• _Request_
Identify, in the records below, every line where the string "Staff" appears, and copy each such line.

• _Data provided_
::::::::::
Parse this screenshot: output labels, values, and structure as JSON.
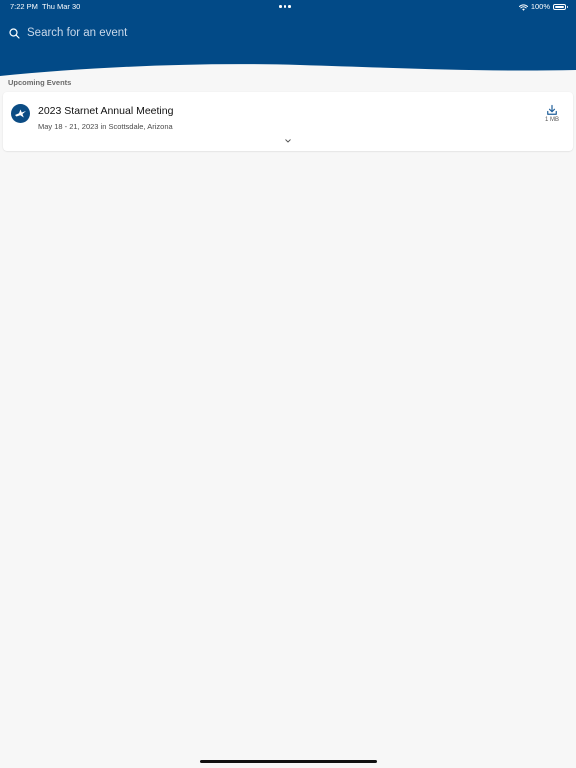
{
  "status_bar": {
    "time": "7:22 PM",
    "date": "Thu Mar 30",
    "battery_text": "100%",
    "battery_level": 1.0,
    "icons": [
      "multitasking-dots-icon",
      "wifi-icon",
      "battery-icon"
    ]
  },
  "search": {
    "placeholder": "Search for an event",
    "icon": "search-icon"
  },
  "section": {
    "heading": "Upcoming Events"
  },
  "events": [
    {
      "title": "2023 Starnet Annual Meeting",
      "subtitle": "May 18 - 21, 2023 in Scottsdale, Arizona",
      "download_size": "1 MB",
      "logo_icon": "starnet-logo-icon",
      "download_icon": "download-icon",
      "expand_icon": "chevron-down-icon"
    }
  ],
  "colors": {
    "header": "#024a87",
    "background": "#f7f7f7",
    "accent": "#1f5f9a",
    "card": "#ffffff"
  }
}
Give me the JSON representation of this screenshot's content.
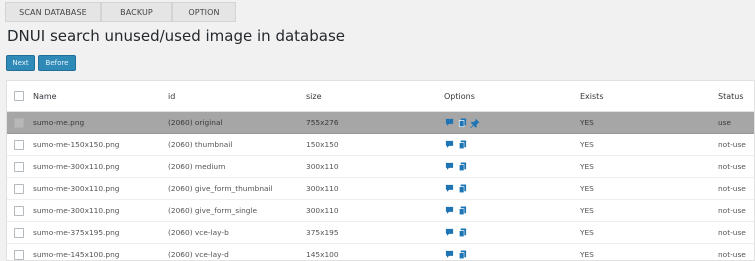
{
  "tabs": [
    {
      "label": "SCAN DATABASE"
    },
    {
      "label": "BACKUP"
    },
    {
      "label": "OPTION"
    }
  ],
  "page_title": "DNUI search unused/used image in database",
  "buttons": {
    "next": "Next",
    "before": "Before"
  },
  "table": {
    "headers": {
      "name": "Name",
      "id": "id",
      "size": "size",
      "options": "Options",
      "exists": "Exists",
      "status": "Status"
    },
    "rows": [
      {
        "name": "sumo-me.png",
        "id": "(2060) original",
        "size": "755x276",
        "exists": "YES",
        "status": "use",
        "selected": true,
        "options": [
          "comment-icon",
          "copy-icon",
          "pin-icon"
        ]
      },
      {
        "name": "sumo-me-150x150.png",
        "id": "(2060) thumbnail",
        "size": "150x150",
        "exists": "YES",
        "status": "not-use",
        "options": [
          "comment-icon",
          "copy-icon"
        ]
      },
      {
        "name": "sumo-me-300x110.png",
        "id": "(2060) medium",
        "size": "300x110",
        "exists": "YES",
        "status": "not-use",
        "options": [
          "comment-icon",
          "copy-icon"
        ]
      },
      {
        "name": "sumo-me-300x110.png",
        "id": "(2060) give_form_thumbnail",
        "size": "300x110",
        "exists": "YES",
        "status": "not-use",
        "options": [
          "comment-icon",
          "copy-icon"
        ]
      },
      {
        "name": "sumo-me-300x110.png",
        "id": "(2060) give_form_single",
        "size": "300x110",
        "exists": "YES",
        "status": "not-use",
        "options": [
          "comment-icon",
          "copy-icon"
        ]
      },
      {
        "name": "sumo-me-375x195.png",
        "id": "(2060) vce-lay-b",
        "size": "375x195",
        "exists": "YES",
        "status": "not-use",
        "options": [
          "comment-icon",
          "copy-icon"
        ]
      },
      {
        "name": "sumo-me-145x100.png",
        "id": "(2060) vce-lay-d",
        "size": "145x100",
        "exists": "YES",
        "status": "not-use",
        "options": [
          "comment-icon",
          "copy-icon"
        ]
      }
    ]
  },
  "colors": {
    "accent": "#2f8ab8",
    "icon": "#1f75b4",
    "selected_row": "#a6a6a6"
  }
}
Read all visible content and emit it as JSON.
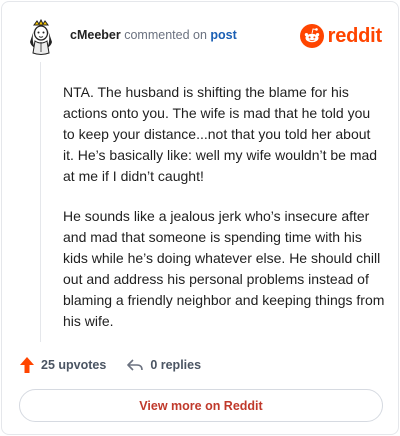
{
  "header": {
    "username": "cMeeber",
    "action_text": "commented on",
    "post_link": "post",
    "brand": "reddit"
  },
  "comment": {
    "paragraphs": [
      "NTA. The husband is shifting the blame for his actions onto you. The wife is mad that he told you to keep your distance...not that you told her about it. He’s basically like: well my wife wouldn’t be mad at me if I didn’t caught!",
      "He sounds like a jealous jerk who’s insecure after and mad that someone is spending time with his kids while he’s doing whatever else. He should chill out and address his personal problems instead of blaming a friendly neighbor and keeping things from his wife."
    ]
  },
  "actions": {
    "upvotes": "25 upvotes",
    "replies": "0 replies"
  },
  "footer": {
    "view_more": "View more on Reddit"
  },
  "colors": {
    "brand": "#ff4500",
    "link": "#1a5fb4",
    "view_more": "#c0392b"
  },
  "icons": [
    "avatar-icon",
    "reddit-logo-icon",
    "upvote-arrow-icon",
    "reply-arrow-icon"
  ]
}
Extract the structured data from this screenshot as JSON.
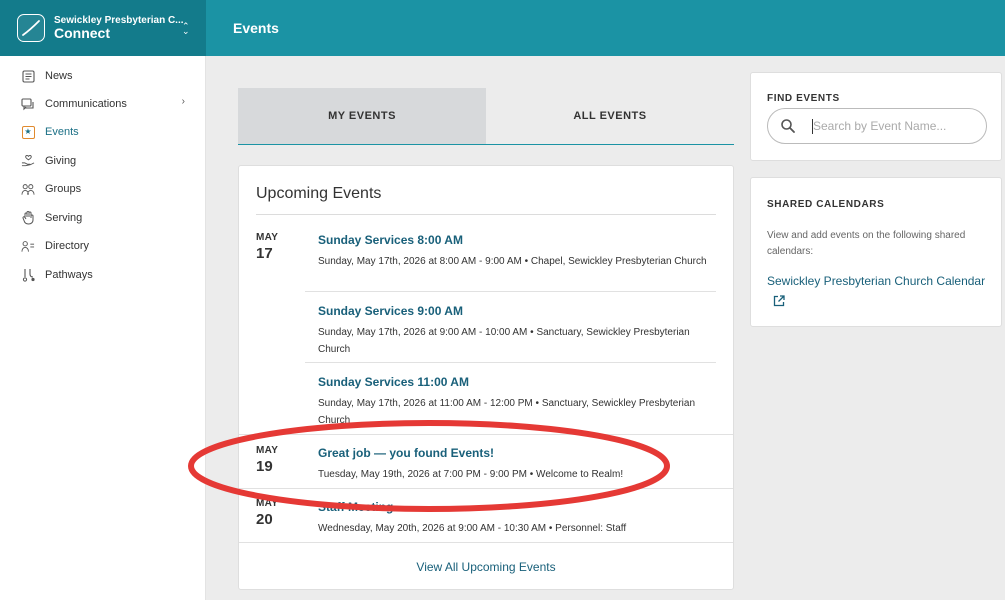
{
  "header": {
    "org_name": "Sewickley Presbyterian C...",
    "app_name": "Connect",
    "page_title": "Events"
  },
  "sidebar": {
    "items": [
      {
        "label": "News",
        "icon": "news-icon"
      },
      {
        "label": "Communications",
        "icon": "chat-icon",
        "has_submenu": true
      },
      {
        "label": "Events",
        "icon": "star-calendar-icon",
        "active": true
      },
      {
        "label": "Giving",
        "icon": "giving-hand-heart-icon"
      },
      {
        "label": "Groups",
        "icon": "groups-people-icon"
      },
      {
        "label": "Serving",
        "icon": "hand-icon"
      },
      {
        "label": "Directory",
        "icon": "directory-person-icon"
      },
      {
        "label": "Pathways",
        "icon": "pathways-icon"
      }
    ]
  },
  "tabs": {
    "my_events": "MY EVENTS",
    "all_events": "ALL EVENTS",
    "selected": "MY EVENTS"
  },
  "upcoming": {
    "title": "Upcoming Events",
    "dates": [
      {
        "month": "MAY",
        "day": "17"
      },
      {
        "month": "MAY",
        "day": "19"
      },
      {
        "month": "MAY",
        "day": "20"
      }
    ],
    "events": [
      {
        "name": "Sunday Services 8:00 AM",
        "detail": "Sunday, May 17th, 2026 at 8:00 AM - 9:00 AM • Chapel, Sewickley Presbyterian Church"
      },
      {
        "name": "Sunday Services 9:00 AM",
        "detail": "Sunday, May 17th, 2026 at 9:00 AM - 10:00 AM • Sanctuary, Sewickley Presbyterian Church"
      },
      {
        "name": "Sunday Services 11:00 AM",
        "detail": "Sunday, May 17th, 2026 at 11:00 AM - 12:00 PM • Sanctuary, Sewickley Presbyterian Church"
      },
      {
        "name": "Great job — you found Events!",
        "detail": "Tuesday, May 19th, 2026 at 7:00 PM - 9:00 PM • Welcome to Realm!"
      },
      {
        "name": "Staff Meeting",
        "detail": "Wednesday, May 20th, 2026 at 9:00 AM - 10:30 AM • Personnel: Staff"
      }
    ],
    "view_all": "View All Upcoming Events"
  },
  "find_events": {
    "title": "FIND EVENTS",
    "placeholder": "Search by Event Name..."
  },
  "shared_calendars": {
    "title": "SHARED CALENDARS",
    "description": "View and add events on the following shared calendars:",
    "link": "Sewickley Presbyterian Church Calendar"
  },
  "colors": {
    "header_bg": "#1b93a4",
    "org_bg": "#137b8b",
    "link": "#19607a",
    "annotation": "#e53935"
  }
}
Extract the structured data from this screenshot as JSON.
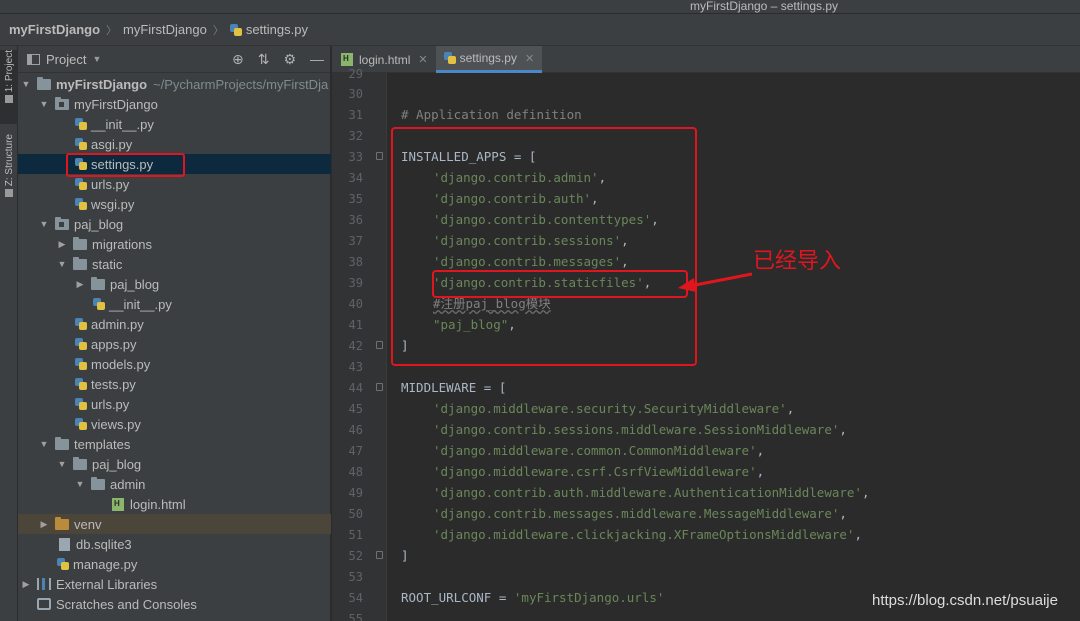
{
  "window": {
    "title": "myFirstDjango – settings.py"
  },
  "breadcrumbs": [
    "myFirstDjango",
    "myFirstDjango",
    "settings.py"
  ],
  "toolstrip": {
    "project_tab": "1: Project",
    "structure_tab": "Z: Structure"
  },
  "project_panel": {
    "title": "Project",
    "tree": [
      {
        "label": "myFirstDjango",
        "path": "~/PycharmProjects/myFirstDja"
      },
      {
        "label": "myFirstDjango"
      },
      {
        "label": "__init__.py"
      },
      {
        "label": "asgi.py"
      },
      {
        "label": "settings.py"
      },
      {
        "label": "urls.py"
      },
      {
        "label": "wsgi.py"
      },
      {
        "label": "paj_blog"
      },
      {
        "label": "migrations"
      },
      {
        "label": "static"
      },
      {
        "label": "paj_blog"
      },
      {
        "label": "__init__.py"
      },
      {
        "label": "admin.py"
      },
      {
        "label": "apps.py"
      },
      {
        "label": "models.py"
      },
      {
        "label": "tests.py"
      },
      {
        "label": "urls.py"
      },
      {
        "label": "views.py"
      },
      {
        "label": "templates"
      },
      {
        "label": "paj_blog"
      },
      {
        "label": "admin"
      },
      {
        "label": "login.html"
      },
      {
        "label": "venv"
      },
      {
        "label": "db.sqlite3"
      },
      {
        "label": "manage.py"
      },
      {
        "label": "External Libraries"
      },
      {
        "label": "Scratches and Consoles"
      }
    ]
  },
  "tabs": [
    {
      "label": "login.html",
      "active": false
    },
    {
      "label": "settings.py",
      "active": true
    }
  ],
  "editor": {
    "line_numbers": [
      "29",
      "30",
      "31",
      "32",
      "33",
      "34",
      "35",
      "36",
      "37",
      "38",
      "39",
      "40",
      "41",
      "42",
      "43",
      "44",
      "45",
      "46",
      "47",
      "48",
      "49",
      "50",
      "51",
      "52",
      "53",
      "54",
      "55"
    ],
    "lines": {
      "l30": "# Application definition",
      "l32a": "INSTALLED_APPS = [",
      "l33": "'django.contrib.admin'",
      "l34": "'django.contrib.auth'",
      "l35": "'django.contrib.contenttypes'",
      "l36": "'django.contrib.sessions'",
      "l37": "'django.contrib.messages'",
      "l38": "'django.contrib.staticfiles'",
      "l39": "#注册paj_blog模块",
      "l40": "\"paj_blog\"",
      "l41": "]",
      "l43": "MIDDLEWARE = [",
      "l44": "'django.middleware.security.SecurityMiddleware'",
      "l45": "'django.contrib.sessions.middleware.SessionMiddleware'",
      "l46": "'django.middleware.common.CommonMiddleware'",
      "l47": "'django.middleware.csrf.CsrfViewMiddleware'",
      "l48": "'django.contrib.auth.middleware.AuthenticationMiddleware'",
      "l49": "'django.contrib.messages.middleware.MessageMiddleware'",
      "l50": "'django.middleware.clickjacking.XFrameOptionsMiddleware'",
      "l51": "]",
      "l53a": "ROOT_URLCONF = ",
      "l53b": "'myFirstDjango.urls'"
    }
  },
  "annotation": {
    "text": "已经导入"
  },
  "watermark": "https://blog.csdn.net/psuaije",
  "colors": {
    "highlight": "#e0161e",
    "selection": "#0d293e",
    "string": "#6a8759",
    "comment": "#808080"
  }
}
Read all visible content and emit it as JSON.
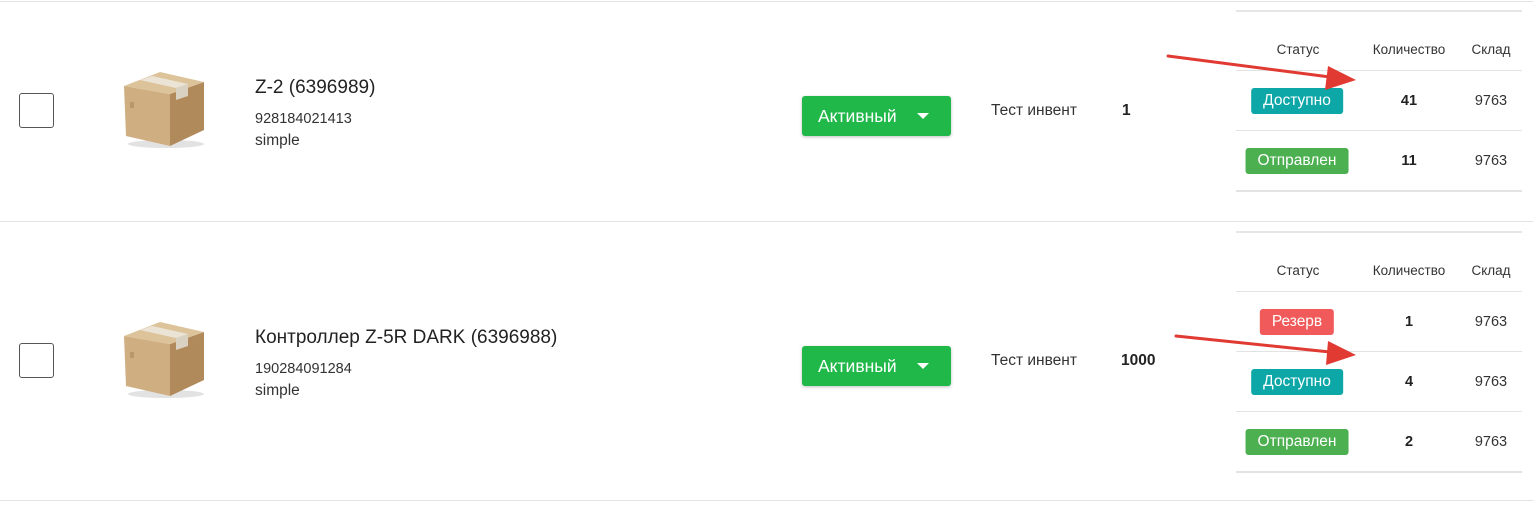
{
  "colors": {
    "active_button": "#21b84a",
    "badge_available": "#0ea7a8",
    "badge_shipped": "#4caf50",
    "badge_reserve": "#f05a5a",
    "annotation_arrow": "#e03a32"
  },
  "stock_headers": {
    "status": "Статус",
    "quantity": "Количество",
    "warehouse": "Склад"
  },
  "products": [
    {
      "name": "Z-2 (6396989)",
      "barcode": "928184021413",
      "type": "simple",
      "thumbnail_icon": "cardboard-box-icon",
      "status_label": "Активный",
      "inventory_name": "Тест инвент",
      "inventory_qty": "1",
      "stock": [
        {
          "status": "Доступно",
          "status_color": "#0ea7a8",
          "qty": "41",
          "warehouse": "9763"
        },
        {
          "status": "Отправлен",
          "status_color": "#4caf50",
          "qty": "11",
          "warehouse": "9763"
        }
      ]
    },
    {
      "name": "Контроллер Z-5R DARK (6396988)",
      "barcode": "190284091284",
      "type": "simple",
      "thumbnail_icon": "cardboard-box-icon",
      "status_label": "Активный",
      "inventory_name": "Тест инвент",
      "inventory_qty": "1000",
      "stock": [
        {
          "status": "Резерв",
          "status_color": "#f05a5a",
          "qty": "1",
          "warehouse": "9763"
        },
        {
          "status": "Доступно",
          "status_color": "#0ea7a8",
          "qty": "4",
          "warehouse": "9763"
        },
        {
          "status": "Отправлен",
          "status_color": "#4caf50",
          "qty": "2",
          "warehouse": "9763"
        }
      ]
    }
  ]
}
::::::::::
• _Correct response_
        "name": "Staff Meeting",
        "detail": "Wednesday, May 20th, 2026 at 9:00 AM - 10:30 AM • Personnel: Staff"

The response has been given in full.